--- START Exercise materials ---
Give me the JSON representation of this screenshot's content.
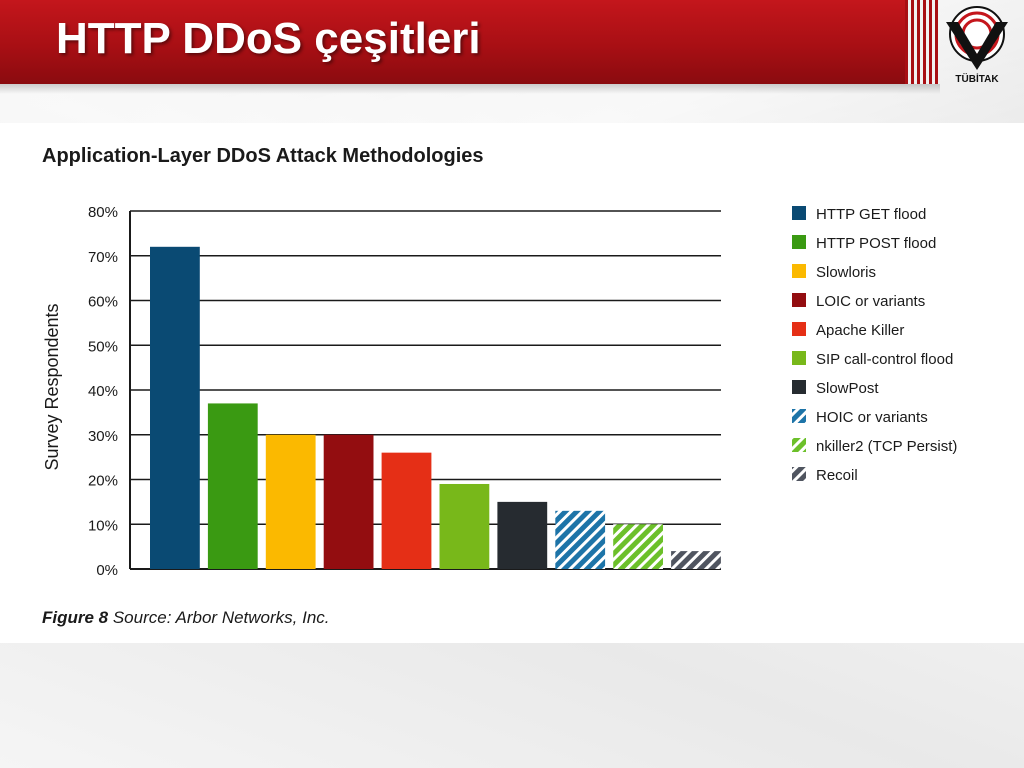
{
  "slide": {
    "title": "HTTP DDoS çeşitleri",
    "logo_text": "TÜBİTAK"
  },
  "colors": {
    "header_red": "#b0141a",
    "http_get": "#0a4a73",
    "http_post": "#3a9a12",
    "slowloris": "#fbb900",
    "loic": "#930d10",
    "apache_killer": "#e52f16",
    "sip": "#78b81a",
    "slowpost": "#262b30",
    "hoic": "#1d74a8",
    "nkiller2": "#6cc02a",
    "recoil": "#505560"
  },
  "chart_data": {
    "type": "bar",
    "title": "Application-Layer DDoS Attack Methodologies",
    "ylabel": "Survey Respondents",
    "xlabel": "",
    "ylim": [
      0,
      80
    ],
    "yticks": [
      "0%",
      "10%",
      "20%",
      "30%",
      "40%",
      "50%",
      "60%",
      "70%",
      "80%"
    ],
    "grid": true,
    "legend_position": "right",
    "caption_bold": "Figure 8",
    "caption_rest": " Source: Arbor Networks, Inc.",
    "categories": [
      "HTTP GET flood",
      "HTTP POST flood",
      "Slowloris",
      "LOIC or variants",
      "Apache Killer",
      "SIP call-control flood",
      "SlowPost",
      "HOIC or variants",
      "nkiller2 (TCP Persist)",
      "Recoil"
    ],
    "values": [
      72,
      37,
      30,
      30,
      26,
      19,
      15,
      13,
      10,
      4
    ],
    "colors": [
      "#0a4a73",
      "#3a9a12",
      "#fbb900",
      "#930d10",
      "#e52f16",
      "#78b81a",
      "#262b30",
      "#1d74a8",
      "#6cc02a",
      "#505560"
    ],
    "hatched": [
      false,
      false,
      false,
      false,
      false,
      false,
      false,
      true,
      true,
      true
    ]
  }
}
--- END Exercise materials ---
--- START Exercise materials ---
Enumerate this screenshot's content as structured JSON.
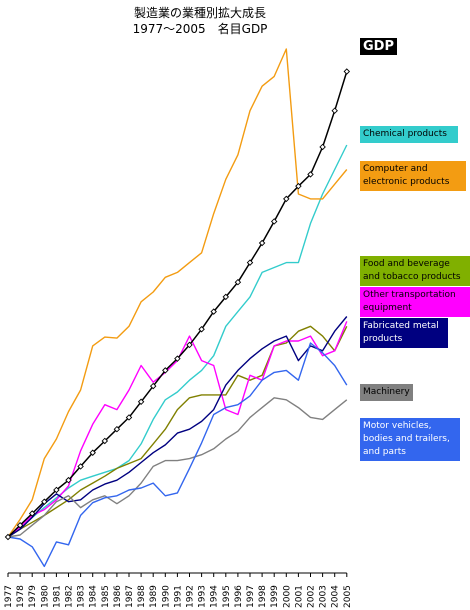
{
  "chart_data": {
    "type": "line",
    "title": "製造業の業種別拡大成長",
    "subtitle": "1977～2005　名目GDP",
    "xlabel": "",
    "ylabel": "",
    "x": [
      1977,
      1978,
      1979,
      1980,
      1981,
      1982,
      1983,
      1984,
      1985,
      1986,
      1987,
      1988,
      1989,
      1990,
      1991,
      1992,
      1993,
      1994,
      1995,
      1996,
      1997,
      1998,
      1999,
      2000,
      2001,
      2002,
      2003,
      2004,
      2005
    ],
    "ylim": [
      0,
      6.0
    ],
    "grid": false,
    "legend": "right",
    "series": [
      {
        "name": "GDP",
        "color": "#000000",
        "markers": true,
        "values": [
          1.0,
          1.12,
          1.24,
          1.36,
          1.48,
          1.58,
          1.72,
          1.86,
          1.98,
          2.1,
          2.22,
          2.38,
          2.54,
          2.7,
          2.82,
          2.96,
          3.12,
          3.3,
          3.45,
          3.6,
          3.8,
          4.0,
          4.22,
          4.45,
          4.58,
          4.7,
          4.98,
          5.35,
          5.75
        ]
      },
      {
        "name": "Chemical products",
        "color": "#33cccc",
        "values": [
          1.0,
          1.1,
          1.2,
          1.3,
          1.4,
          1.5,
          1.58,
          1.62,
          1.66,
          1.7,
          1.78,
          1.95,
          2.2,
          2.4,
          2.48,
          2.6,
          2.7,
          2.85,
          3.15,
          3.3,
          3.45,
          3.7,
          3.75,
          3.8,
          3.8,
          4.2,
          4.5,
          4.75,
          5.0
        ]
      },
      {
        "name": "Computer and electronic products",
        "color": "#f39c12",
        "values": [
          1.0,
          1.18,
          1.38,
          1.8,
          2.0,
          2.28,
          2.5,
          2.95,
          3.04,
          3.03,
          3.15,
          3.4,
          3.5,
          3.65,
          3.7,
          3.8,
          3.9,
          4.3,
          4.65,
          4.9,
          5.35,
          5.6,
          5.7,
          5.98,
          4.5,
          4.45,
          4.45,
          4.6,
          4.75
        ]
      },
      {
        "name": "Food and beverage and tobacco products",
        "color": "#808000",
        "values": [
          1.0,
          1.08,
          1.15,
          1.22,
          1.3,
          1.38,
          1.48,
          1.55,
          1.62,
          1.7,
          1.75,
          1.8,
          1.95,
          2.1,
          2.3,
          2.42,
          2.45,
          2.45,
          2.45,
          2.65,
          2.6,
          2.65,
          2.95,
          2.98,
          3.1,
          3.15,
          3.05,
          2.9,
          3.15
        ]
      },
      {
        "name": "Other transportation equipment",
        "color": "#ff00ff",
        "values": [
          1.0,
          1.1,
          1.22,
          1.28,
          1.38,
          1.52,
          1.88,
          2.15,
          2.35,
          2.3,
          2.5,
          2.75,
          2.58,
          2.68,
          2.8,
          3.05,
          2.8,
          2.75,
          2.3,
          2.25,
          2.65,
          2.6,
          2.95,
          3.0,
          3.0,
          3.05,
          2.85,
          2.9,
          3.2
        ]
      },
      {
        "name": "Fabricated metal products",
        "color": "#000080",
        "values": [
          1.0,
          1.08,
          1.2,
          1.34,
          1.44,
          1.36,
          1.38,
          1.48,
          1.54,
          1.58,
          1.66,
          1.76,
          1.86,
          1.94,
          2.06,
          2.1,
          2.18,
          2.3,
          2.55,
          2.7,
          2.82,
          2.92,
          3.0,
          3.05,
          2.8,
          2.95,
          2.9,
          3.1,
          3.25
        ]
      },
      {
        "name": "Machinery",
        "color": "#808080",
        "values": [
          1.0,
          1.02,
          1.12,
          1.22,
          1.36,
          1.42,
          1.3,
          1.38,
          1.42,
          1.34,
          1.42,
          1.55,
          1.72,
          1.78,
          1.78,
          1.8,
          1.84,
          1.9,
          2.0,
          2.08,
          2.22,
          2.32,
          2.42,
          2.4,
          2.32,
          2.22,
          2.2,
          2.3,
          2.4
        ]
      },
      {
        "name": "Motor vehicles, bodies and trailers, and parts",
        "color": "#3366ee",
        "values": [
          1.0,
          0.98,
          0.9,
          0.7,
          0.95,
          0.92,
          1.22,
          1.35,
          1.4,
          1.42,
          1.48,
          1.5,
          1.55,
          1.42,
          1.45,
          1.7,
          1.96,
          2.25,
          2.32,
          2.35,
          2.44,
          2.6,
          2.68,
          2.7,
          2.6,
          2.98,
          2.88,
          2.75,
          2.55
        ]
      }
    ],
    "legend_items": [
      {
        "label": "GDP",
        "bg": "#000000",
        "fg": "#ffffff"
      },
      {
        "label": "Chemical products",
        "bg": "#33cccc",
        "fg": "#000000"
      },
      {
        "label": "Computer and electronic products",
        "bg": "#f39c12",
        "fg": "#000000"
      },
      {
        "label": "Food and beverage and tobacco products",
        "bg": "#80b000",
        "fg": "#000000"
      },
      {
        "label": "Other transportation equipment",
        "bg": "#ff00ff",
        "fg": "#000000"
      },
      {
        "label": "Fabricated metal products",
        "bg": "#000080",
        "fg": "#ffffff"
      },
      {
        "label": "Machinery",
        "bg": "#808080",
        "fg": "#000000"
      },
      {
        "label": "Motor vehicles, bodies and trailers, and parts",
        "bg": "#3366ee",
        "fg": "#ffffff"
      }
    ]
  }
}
--- END Exercise materials ---
• [Exercise task]: Say how many lines include the word "flood"; reply with the number alone.

• [Exercise solution]: 3